**Data records**
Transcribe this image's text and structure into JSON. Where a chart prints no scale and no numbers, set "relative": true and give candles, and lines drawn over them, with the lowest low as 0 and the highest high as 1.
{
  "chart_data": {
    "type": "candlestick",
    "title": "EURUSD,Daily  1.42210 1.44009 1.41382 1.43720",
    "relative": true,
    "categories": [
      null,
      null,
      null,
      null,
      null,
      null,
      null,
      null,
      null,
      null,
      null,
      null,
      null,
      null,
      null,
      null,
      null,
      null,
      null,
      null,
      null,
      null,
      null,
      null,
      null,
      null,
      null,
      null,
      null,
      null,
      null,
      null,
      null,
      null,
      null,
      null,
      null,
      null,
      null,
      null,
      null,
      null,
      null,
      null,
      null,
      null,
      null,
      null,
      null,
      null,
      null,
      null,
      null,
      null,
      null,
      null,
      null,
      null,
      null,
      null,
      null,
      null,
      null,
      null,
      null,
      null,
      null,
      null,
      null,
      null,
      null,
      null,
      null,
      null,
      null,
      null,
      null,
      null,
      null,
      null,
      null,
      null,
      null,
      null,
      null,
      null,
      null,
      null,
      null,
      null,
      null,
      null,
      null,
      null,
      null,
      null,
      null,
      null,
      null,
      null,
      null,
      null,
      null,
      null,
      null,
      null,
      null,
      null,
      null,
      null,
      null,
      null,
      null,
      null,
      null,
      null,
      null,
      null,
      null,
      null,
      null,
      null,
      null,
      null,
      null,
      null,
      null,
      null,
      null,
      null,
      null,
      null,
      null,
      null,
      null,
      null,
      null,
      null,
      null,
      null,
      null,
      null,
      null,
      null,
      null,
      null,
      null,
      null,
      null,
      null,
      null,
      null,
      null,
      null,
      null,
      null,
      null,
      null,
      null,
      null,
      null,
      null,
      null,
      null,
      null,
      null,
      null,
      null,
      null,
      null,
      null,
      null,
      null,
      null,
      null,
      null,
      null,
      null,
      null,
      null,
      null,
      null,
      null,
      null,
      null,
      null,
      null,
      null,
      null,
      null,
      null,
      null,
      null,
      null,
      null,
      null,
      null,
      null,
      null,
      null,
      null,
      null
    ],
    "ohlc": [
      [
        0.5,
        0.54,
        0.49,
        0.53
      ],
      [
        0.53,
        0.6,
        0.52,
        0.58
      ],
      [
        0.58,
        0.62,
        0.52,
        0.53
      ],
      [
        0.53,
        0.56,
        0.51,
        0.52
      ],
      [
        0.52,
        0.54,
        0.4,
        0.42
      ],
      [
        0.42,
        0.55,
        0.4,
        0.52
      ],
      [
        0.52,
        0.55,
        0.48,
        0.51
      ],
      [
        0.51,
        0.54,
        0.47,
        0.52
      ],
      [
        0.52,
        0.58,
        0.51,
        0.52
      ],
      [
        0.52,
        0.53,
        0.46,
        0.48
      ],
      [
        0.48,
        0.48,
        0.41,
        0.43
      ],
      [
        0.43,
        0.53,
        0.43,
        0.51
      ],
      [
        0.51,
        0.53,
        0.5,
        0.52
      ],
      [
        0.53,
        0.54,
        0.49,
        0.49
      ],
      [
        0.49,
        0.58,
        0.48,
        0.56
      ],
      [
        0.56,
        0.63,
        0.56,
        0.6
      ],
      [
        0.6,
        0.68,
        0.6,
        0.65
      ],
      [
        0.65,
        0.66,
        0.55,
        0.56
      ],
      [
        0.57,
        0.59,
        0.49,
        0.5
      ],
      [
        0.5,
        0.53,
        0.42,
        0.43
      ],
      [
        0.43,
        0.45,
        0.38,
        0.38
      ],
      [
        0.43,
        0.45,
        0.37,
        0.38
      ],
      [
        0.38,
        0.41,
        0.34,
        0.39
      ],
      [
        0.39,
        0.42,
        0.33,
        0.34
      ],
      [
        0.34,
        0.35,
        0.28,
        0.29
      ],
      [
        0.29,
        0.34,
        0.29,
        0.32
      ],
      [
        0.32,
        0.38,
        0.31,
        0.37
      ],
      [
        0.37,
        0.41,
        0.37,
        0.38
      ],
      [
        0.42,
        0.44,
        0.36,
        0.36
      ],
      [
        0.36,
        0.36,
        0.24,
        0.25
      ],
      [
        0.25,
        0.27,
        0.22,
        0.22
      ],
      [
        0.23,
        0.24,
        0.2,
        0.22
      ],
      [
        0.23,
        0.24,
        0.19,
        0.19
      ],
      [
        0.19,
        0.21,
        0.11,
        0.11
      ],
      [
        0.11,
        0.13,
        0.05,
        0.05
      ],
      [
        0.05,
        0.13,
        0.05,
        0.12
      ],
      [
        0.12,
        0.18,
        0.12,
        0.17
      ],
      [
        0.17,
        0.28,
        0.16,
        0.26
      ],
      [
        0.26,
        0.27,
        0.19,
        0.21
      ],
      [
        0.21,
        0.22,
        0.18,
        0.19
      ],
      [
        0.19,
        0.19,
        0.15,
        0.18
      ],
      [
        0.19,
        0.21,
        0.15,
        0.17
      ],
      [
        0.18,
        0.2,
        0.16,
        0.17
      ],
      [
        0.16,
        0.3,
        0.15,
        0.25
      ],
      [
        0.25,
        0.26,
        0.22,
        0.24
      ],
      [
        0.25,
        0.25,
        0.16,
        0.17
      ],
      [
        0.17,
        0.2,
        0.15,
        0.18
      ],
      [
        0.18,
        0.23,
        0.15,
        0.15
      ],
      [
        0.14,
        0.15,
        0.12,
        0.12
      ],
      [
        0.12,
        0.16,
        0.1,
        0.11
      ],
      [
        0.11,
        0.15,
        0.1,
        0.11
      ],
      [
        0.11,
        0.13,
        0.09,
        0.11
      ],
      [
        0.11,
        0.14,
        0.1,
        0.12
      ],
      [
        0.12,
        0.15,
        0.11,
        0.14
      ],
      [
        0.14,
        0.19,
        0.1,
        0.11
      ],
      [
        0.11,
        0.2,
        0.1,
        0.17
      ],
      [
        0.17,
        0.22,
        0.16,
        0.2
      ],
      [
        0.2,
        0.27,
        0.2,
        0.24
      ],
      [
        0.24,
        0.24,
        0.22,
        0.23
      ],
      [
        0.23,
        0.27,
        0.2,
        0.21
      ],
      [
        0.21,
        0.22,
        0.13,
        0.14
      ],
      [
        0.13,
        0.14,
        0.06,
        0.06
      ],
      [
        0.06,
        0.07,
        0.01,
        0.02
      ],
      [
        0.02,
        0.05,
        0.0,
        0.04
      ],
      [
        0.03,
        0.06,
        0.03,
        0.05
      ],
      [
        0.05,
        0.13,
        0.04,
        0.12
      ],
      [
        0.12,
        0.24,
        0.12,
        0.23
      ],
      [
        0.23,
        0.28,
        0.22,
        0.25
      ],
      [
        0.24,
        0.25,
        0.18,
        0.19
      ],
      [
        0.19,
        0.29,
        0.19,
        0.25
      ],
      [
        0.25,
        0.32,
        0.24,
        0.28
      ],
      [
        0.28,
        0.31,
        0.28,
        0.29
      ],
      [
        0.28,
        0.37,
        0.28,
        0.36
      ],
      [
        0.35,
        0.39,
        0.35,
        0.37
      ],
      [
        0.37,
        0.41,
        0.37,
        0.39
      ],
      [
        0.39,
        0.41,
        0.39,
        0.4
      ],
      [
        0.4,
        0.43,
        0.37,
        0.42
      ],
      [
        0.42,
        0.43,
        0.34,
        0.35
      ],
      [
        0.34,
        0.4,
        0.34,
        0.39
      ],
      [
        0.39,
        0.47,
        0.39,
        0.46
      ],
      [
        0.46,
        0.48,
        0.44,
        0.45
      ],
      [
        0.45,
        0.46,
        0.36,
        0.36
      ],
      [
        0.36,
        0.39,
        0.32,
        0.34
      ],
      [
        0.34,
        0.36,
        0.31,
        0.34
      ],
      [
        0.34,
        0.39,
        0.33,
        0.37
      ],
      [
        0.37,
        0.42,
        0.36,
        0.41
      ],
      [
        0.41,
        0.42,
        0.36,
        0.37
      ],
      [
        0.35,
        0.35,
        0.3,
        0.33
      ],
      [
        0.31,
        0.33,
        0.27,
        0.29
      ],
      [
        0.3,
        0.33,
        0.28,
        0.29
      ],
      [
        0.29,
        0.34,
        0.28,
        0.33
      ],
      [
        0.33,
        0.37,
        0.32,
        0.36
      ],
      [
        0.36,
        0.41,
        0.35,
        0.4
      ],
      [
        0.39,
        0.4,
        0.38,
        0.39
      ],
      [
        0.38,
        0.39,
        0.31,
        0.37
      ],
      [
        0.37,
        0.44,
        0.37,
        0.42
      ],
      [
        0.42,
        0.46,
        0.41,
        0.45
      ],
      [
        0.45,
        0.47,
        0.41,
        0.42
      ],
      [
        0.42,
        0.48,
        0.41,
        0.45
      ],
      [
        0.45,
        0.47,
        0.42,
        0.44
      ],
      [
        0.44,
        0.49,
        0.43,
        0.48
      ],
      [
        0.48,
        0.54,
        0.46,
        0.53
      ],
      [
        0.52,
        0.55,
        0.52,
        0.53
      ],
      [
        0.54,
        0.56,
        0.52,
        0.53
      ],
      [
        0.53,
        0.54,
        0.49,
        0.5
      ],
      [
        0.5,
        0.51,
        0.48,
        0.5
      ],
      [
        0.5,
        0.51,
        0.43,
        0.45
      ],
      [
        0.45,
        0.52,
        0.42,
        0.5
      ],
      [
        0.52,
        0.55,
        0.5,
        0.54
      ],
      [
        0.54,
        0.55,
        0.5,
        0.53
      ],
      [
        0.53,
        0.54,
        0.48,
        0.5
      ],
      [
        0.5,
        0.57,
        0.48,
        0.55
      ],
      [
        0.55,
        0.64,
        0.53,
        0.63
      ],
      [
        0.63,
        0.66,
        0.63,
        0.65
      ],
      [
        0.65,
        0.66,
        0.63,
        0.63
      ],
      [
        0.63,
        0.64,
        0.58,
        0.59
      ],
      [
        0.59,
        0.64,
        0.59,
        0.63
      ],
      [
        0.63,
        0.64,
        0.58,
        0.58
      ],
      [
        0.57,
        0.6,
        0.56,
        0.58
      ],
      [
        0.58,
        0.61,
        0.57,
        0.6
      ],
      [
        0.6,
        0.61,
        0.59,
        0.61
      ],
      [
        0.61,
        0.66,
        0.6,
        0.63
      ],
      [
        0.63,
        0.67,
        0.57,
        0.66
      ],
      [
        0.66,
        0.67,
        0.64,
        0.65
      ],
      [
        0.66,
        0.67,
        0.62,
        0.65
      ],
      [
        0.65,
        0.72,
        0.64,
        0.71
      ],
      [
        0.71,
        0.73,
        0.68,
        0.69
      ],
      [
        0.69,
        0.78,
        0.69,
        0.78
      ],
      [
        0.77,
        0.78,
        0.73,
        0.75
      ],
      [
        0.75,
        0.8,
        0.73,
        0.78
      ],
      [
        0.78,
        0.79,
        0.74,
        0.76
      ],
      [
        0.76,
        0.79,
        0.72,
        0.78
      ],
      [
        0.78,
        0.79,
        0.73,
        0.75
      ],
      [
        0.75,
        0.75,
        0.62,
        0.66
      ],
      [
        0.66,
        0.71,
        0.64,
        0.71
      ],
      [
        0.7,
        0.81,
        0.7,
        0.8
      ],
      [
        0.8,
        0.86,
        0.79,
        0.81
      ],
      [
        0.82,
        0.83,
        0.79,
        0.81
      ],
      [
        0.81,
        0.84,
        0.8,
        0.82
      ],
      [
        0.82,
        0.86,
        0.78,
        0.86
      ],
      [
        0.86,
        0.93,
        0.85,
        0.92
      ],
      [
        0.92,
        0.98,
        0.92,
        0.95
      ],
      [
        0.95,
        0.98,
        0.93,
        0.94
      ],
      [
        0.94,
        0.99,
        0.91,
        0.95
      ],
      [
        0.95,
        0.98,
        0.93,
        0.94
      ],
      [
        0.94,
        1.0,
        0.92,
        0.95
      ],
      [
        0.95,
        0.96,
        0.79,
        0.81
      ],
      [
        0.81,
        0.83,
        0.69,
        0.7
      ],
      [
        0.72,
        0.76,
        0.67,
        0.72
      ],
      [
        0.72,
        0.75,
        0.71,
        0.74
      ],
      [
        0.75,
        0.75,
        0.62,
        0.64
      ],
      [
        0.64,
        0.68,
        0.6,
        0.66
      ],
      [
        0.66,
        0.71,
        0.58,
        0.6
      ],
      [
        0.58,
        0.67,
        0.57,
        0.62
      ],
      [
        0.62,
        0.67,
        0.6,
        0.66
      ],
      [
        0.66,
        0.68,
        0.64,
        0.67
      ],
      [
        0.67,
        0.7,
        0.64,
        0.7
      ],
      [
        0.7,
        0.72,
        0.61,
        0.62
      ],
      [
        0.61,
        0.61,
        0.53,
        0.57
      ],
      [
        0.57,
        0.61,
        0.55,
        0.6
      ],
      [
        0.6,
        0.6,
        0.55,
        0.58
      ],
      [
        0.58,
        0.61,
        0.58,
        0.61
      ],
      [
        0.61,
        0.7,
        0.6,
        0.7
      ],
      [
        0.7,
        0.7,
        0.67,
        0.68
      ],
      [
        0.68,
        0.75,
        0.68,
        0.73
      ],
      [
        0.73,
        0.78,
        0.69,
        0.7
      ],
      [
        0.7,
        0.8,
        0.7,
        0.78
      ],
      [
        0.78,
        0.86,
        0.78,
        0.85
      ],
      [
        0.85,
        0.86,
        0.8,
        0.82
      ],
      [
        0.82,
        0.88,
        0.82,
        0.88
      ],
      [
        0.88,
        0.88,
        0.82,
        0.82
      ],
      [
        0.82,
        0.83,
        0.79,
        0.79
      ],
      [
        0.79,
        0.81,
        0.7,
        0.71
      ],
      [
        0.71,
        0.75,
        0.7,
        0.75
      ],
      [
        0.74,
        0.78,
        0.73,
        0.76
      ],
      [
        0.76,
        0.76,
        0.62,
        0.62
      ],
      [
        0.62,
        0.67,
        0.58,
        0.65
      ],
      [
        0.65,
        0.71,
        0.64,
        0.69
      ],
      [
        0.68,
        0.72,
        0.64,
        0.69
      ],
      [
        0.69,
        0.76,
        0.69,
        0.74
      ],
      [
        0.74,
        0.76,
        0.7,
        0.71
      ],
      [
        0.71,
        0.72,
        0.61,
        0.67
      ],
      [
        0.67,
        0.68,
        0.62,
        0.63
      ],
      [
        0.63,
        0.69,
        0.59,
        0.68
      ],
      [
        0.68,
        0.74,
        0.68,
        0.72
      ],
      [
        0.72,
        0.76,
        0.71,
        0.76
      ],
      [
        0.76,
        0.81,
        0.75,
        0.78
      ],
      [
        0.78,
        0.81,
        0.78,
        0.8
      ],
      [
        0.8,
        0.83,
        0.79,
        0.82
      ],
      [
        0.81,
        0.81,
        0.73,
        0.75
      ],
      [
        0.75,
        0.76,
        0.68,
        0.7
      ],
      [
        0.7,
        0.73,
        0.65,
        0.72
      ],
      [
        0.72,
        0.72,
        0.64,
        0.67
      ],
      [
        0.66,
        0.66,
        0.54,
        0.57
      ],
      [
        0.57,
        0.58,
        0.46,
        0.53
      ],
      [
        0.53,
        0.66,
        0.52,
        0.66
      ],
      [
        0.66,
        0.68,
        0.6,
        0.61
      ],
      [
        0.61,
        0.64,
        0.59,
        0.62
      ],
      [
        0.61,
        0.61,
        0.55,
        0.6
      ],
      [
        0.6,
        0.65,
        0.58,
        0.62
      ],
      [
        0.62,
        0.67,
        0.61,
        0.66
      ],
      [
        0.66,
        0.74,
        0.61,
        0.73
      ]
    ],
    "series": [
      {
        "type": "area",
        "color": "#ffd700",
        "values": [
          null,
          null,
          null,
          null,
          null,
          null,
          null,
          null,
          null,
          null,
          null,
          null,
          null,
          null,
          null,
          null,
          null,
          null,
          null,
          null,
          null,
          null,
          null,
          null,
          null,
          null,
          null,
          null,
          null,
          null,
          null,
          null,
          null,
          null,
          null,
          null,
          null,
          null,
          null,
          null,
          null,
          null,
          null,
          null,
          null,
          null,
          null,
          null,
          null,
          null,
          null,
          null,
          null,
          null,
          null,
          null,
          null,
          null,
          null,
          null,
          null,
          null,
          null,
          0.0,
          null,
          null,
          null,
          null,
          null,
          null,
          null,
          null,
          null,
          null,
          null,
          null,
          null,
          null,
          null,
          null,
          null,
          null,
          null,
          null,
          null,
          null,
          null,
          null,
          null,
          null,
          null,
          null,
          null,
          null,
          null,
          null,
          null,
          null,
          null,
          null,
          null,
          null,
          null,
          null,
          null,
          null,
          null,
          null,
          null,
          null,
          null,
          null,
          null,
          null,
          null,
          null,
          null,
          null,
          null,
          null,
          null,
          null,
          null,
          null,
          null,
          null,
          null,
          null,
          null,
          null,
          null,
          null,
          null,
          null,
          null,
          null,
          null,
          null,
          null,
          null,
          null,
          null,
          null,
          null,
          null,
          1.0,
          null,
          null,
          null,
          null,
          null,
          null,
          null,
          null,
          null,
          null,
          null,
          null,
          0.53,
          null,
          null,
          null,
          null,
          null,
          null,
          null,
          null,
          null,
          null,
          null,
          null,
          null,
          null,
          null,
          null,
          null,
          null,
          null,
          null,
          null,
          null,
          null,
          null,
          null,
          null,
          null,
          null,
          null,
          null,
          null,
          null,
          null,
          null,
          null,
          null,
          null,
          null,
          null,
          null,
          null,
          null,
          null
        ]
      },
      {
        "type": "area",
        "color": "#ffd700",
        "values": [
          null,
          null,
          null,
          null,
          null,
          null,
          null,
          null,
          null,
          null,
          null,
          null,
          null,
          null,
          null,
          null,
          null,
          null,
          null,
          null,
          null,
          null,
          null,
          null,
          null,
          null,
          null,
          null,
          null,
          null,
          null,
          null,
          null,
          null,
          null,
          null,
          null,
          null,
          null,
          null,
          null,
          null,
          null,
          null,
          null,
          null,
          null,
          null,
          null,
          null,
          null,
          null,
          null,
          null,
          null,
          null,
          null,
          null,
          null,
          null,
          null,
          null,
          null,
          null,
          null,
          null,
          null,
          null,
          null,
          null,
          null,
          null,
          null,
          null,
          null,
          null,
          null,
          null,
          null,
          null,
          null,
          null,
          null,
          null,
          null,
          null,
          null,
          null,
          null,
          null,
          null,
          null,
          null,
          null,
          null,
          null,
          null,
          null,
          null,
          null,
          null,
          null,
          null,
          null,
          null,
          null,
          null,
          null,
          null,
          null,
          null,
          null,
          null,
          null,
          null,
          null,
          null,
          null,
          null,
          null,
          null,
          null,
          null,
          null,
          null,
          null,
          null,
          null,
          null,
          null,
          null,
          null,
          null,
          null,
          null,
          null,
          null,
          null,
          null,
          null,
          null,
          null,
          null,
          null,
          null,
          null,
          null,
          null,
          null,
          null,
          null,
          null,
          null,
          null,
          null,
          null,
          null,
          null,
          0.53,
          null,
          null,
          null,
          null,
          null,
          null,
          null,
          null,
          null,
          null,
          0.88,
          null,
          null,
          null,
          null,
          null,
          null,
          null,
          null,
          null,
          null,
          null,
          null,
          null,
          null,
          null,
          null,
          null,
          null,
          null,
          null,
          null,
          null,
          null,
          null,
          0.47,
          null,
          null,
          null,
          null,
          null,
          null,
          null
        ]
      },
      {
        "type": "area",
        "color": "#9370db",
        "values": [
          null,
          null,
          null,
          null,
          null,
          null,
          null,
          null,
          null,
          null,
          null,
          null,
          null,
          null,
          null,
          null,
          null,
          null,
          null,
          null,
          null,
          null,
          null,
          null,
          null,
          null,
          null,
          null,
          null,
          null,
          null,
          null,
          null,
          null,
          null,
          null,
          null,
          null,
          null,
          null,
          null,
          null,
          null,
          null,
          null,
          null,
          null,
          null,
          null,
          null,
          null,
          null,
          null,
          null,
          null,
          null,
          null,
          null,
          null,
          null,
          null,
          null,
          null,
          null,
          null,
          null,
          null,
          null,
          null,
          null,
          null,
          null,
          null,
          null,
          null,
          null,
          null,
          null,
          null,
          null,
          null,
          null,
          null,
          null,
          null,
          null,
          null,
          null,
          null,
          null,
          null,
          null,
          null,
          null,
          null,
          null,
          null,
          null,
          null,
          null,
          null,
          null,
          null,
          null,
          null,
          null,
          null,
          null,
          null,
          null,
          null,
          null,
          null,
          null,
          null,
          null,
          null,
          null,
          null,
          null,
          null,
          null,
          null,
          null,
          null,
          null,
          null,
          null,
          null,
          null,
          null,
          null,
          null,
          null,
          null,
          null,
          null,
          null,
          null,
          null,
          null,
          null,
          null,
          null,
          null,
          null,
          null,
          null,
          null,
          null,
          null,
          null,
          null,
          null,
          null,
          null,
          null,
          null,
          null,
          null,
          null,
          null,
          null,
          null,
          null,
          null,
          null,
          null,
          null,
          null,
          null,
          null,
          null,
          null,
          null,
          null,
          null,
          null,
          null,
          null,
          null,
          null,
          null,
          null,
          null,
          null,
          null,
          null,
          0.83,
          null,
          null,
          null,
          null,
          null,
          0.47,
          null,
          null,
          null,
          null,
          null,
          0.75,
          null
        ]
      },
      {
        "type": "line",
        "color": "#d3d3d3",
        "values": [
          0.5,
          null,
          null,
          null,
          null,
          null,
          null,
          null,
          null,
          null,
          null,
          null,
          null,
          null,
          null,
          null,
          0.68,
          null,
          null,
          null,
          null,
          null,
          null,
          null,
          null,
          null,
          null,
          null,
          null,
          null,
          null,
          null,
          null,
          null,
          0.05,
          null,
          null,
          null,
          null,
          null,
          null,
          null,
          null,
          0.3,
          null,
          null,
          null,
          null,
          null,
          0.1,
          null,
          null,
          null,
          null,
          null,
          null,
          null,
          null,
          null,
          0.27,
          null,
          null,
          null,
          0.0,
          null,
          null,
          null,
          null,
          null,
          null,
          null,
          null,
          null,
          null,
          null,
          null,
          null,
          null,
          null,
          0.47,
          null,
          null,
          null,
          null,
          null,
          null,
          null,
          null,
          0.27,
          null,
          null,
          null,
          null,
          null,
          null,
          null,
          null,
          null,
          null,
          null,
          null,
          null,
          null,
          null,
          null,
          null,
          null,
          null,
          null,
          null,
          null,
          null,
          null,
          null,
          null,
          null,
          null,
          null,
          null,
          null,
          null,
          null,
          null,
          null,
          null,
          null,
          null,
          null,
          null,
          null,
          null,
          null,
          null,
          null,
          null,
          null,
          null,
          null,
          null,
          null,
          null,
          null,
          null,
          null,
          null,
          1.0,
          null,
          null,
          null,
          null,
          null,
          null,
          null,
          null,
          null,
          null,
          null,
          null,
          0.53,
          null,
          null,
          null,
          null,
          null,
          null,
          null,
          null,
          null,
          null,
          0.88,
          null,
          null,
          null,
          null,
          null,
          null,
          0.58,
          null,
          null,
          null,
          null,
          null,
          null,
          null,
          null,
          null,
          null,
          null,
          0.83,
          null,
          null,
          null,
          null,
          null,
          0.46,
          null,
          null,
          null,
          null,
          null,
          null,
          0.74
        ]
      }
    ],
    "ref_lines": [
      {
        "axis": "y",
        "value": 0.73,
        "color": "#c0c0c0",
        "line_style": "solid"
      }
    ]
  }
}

**Requirements**
Determine how many lines above contain "relative" as a word or string. Give the number alone.

**Response for this exercise**
2